## PROBLEM DESCRIPTION
Write the material out again exactly as it stands.

START DATA LINES

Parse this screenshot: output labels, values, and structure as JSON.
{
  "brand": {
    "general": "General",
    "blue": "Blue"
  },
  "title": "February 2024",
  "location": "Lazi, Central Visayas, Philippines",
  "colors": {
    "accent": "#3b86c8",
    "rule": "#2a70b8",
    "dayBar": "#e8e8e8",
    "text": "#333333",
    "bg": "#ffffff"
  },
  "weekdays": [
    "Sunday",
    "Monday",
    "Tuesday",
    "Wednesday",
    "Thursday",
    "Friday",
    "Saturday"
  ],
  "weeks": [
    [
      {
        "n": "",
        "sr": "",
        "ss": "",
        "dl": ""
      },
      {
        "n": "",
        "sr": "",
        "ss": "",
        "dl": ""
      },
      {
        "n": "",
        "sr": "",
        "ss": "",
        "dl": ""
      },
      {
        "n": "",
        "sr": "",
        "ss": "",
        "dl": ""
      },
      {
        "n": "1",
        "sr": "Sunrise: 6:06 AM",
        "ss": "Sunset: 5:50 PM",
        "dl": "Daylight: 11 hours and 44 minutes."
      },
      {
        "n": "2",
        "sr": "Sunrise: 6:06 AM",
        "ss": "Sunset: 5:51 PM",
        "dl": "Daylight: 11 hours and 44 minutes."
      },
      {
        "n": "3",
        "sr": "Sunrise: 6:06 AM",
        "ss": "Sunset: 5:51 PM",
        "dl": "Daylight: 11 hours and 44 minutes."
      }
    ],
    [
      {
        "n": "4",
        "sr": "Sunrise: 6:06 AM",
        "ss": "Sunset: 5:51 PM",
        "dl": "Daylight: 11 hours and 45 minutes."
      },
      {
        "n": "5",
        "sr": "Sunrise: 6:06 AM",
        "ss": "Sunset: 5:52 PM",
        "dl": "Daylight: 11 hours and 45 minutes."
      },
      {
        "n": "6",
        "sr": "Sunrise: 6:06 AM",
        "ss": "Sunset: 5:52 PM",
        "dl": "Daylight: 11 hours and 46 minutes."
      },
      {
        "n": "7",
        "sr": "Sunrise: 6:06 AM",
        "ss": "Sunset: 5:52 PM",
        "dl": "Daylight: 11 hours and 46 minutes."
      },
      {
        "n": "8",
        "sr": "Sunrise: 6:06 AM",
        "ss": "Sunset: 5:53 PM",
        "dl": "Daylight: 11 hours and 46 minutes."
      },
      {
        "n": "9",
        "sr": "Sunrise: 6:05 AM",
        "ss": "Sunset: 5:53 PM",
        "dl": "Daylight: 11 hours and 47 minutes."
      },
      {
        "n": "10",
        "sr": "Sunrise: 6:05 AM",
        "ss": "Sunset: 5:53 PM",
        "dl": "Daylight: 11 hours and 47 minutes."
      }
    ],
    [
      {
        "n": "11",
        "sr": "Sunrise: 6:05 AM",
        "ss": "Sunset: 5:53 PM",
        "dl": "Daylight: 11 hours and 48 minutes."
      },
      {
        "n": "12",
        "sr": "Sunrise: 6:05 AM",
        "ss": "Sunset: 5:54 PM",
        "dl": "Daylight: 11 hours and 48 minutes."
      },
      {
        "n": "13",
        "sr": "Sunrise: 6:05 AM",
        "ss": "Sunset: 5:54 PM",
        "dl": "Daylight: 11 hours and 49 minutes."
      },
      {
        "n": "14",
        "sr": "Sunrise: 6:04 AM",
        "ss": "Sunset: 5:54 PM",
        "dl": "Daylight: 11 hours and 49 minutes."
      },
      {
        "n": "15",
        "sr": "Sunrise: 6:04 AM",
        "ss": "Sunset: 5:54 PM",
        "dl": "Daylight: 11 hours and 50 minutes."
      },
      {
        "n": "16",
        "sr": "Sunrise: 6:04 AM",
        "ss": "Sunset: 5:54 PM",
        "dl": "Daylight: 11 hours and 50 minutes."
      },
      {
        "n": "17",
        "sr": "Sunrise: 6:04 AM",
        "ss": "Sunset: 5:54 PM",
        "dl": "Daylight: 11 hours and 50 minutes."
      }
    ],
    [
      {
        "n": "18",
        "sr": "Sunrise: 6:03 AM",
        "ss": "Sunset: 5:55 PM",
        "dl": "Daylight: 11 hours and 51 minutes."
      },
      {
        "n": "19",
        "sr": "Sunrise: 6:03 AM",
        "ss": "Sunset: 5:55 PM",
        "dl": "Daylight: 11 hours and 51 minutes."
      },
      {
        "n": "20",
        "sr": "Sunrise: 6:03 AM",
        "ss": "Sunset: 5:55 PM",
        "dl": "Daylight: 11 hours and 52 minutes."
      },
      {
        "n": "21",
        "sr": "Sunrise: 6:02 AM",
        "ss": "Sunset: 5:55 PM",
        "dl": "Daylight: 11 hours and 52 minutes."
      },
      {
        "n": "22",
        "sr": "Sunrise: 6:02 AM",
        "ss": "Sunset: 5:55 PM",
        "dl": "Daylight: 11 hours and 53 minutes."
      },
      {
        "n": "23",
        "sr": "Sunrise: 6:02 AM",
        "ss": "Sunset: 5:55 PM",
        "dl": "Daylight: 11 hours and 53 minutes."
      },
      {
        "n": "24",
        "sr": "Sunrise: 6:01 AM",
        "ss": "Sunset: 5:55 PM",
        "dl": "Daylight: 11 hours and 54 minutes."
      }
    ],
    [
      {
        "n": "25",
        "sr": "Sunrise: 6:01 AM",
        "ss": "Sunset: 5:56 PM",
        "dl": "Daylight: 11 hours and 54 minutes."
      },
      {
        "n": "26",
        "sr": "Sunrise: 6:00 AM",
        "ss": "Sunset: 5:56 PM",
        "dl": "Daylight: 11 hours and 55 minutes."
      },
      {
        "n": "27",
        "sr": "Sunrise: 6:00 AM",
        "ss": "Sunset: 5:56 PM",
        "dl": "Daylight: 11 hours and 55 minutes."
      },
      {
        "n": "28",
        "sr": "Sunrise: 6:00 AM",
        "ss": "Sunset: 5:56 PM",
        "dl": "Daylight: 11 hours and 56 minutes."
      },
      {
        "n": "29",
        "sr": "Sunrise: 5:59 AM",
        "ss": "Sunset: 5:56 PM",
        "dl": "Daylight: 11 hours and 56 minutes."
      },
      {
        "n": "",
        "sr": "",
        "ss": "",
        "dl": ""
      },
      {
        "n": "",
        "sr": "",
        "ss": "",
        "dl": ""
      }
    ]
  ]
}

END DATA LINES

## SOLUTION BELOW
Parse this screenshot: output labels, values, and structure as JSON.
{
  "brand": {
    "general": "General",
    "blue": "Blue"
  },
  "title": "February 2024",
  "location": "Lazi, Central Visayas, Philippines",
  "colors": {
    "accent": "#3b86c8",
    "rule": "#2a70b8",
    "dayBar": "#e8e8e8",
    "text": "#333333",
    "bg": "#ffffff"
  },
  "weekdays": [
    "Sunday",
    "Monday",
    "Tuesday",
    "Wednesday",
    "Thursday",
    "Friday",
    "Saturday"
  ],
  "weeks": [
    [
      {
        "n": "",
        "sr": "",
        "ss": "",
        "dl": ""
      },
      {
        "n": "",
        "sr": "",
        "ss": "",
        "dl": ""
      },
      {
        "n": "",
        "sr": "",
        "ss": "",
        "dl": ""
      },
      {
        "n": "",
        "sr": "",
        "ss": "",
        "dl": ""
      },
      {
        "n": "1",
        "sr": "Sunrise: 6:06 AM",
        "ss": "Sunset: 5:50 PM",
        "dl": "Daylight: 11 hours and 44 minutes."
      },
      {
        "n": "2",
        "sr": "Sunrise: 6:06 AM",
        "ss": "Sunset: 5:51 PM",
        "dl": "Daylight: 11 hours and 44 minutes."
      },
      {
        "n": "3",
        "sr": "Sunrise: 6:06 AM",
        "ss": "Sunset: 5:51 PM",
        "dl": "Daylight: 11 hours and 44 minutes."
      }
    ],
    [
      {
        "n": "4",
        "sr": "Sunrise: 6:06 AM",
        "ss": "Sunset: 5:51 PM",
        "dl": "Daylight: 11 hours and 45 minutes."
      },
      {
        "n": "5",
        "sr": "Sunrise: 6:06 AM",
        "ss": "Sunset: 5:52 PM",
        "dl": "Daylight: 11 hours and 45 minutes."
      },
      {
        "n": "6",
        "sr": "Sunrise: 6:06 AM",
        "ss": "Sunset: 5:52 PM",
        "dl": "Daylight: 11 hours and 46 minutes."
      },
      {
        "n": "7",
        "sr": "Sunrise: 6:06 AM",
        "ss": "Sunset: 5:52 PM",
        "dl": "Daylight: 11 hours and 46 minutes."
      },
      {
        "n": "8",
        "sr": "Sunrise: 6:06 AM",
        "ss": "Sunset: 5:53 PM",
        "dl": "Daylight: 11 hours and 46 minutes."
      },
      {
        "n": "9",
        "sr": "Sunrise: 6:05 AM",
        "ss": "Sunset: 5:53 PM",
        "dl": "Daylight: 11 hours and 47 minutes."
      },
      {
        "n": "10",
        "sr": "Sunrise: 6:05 AM",
        "ss": "Sunset: 5:53 PM",
        "dl": "Daylight: 11 hours and 47 minutes."
      }
    ],
    [
      {
        "n": "11",
        "sr": "Sunrise: 6:05 AM",
        "ss": "Sunset: 5:53 PM",
        "dl": "Daylight: 11 hours and 48 minutes."
      },
      {
        "n": "12",
        "sr": "Sunrise: 6:05 AM",
        "ss": "Sunset: 5:54 PM",
        "dl": "Daylight: 11 hours and 48 minutes."
      },
      {
        "n": "13",
        "sr": "Sunrise: 6:05 AM",
        "ss": "Sunset: 5:54 PM",
        "dl": "Daylight: 11 hours and 49 minutes."
      },
      {
        "n": "14",
        "sr": "Sunrise: 6:04 AM",
        "ss": "Sunset: 5:54 PM",
        "dl": "Daylight: 11 hours and 49 minutes."
      },
      {
        "n": "15",
        "sr": "Sunrise: 6:04 AM",
        "ss": "Sunset: 5:54 PM",
        "dl": "Daylight: 11 hours and 50 minutes."
      },
      {
        "n": "16",
        "sr": "Sunrise: 6:04 AM",
        "ss": "Sunset: 5:54 PM",
        "dl": "Daylight: 11 hours and 50 minutes."
      },
      {
        "n": "17",
        "sr": "Sunrise: 6:04 AM",
        "ss": "Sunset: 5:54 PM",
        "dl": "Daylight: 11 hours and 50 minutes."
      }
    ],
    [
      {
        "n": "18",
        "sr": "Sunrise: 6:03 AM",
        "ss": "Sunset: 5:55 PM",
        "dl": "Daylight: 11 hours and 51 minutes."
      },
      {
        "n": "19",
        "sr": "Sunrise: 6:03 AM",
        "ss": "Sunset: 5:55 PM",
        "dl": "Daylight: 11 hours and 51 minutes."
      },
      {
        "n": "20",
        "sr": "Sunrise: 6:03 AM",
        "ss": "Sunset: 5:55 PM",
        "dl": "Daylight: 11 hours and 52 minutes."
      },
      {
        "n": "21",
        "sr": "Sunrise: 6:02 AM",
        "ss": "Sunset: 5:55 PM",
        "dl": "Daylight: 11 hours and 52 minutes."
      },
      {
        "n": "22",
        "sr": "Sunrise: 6:02 AM",
        "ss": "Sunset: 5:55 PM",
        "dl": "Daylight: 11 hours and 53 minutes."
      },
      {
        "n": "23",
        "sr": "Sunrise: 6:02 AM",
        "ss": "Sunset: 5:55 PM",
        "dl": "Daylight: 11 hours and 53 minutes."
      },
      {
        "n": "24",
        "sr": "Sunrise: 6:01 AM",
        "ss": "Sunset: 5:55 PM",
        "dl": "Daylight: 11 hours and 54 minutes."
      }
    ],
    [
      {
        "n": "25",
        "sr": "Sunrise: 6:01 AM",
        "ss": "Sunset: 5:56 PM",
        "dl": "Daylight: 11 hours and 54 minutes."
      },
      {
        "n": "26",
        "sr": "Sunrise: 6:00 AM",
        "ss": "Sunset: 5:56 PM",
        "dl": "Daylight: 11 hours and 55 minutes."
      },
      {
        "n": "27",
        "sr": "Sunrise: 6:00 AM",
        "ss": "Sunset: 5:56 PM",
        "dl": "Daylight: 11 hours and 55 minutes."
      },
      {
        "n": "28",
        "sr": "Sunrise: 6:00 AM",
        "ss": "Sunset: 5:56 PM",
        "dl": "Daylight: 11 hours and 56 minutes."
      },
      {
        "n": "29",
        "sr": "Sunrise: 5:59 AM",
        "ss": "Sunset: 5:56 PM",
        "dl": "Daylight: 11 hours and 56 minutes."
      },
      {
        "n": "",
        "sr": "",
        "ss": "",
        "dl": ""
      },
      {
        "n": "",
        "sr": "",
        "ss": "",
        "dl": ""
      }
    ]
  ]
}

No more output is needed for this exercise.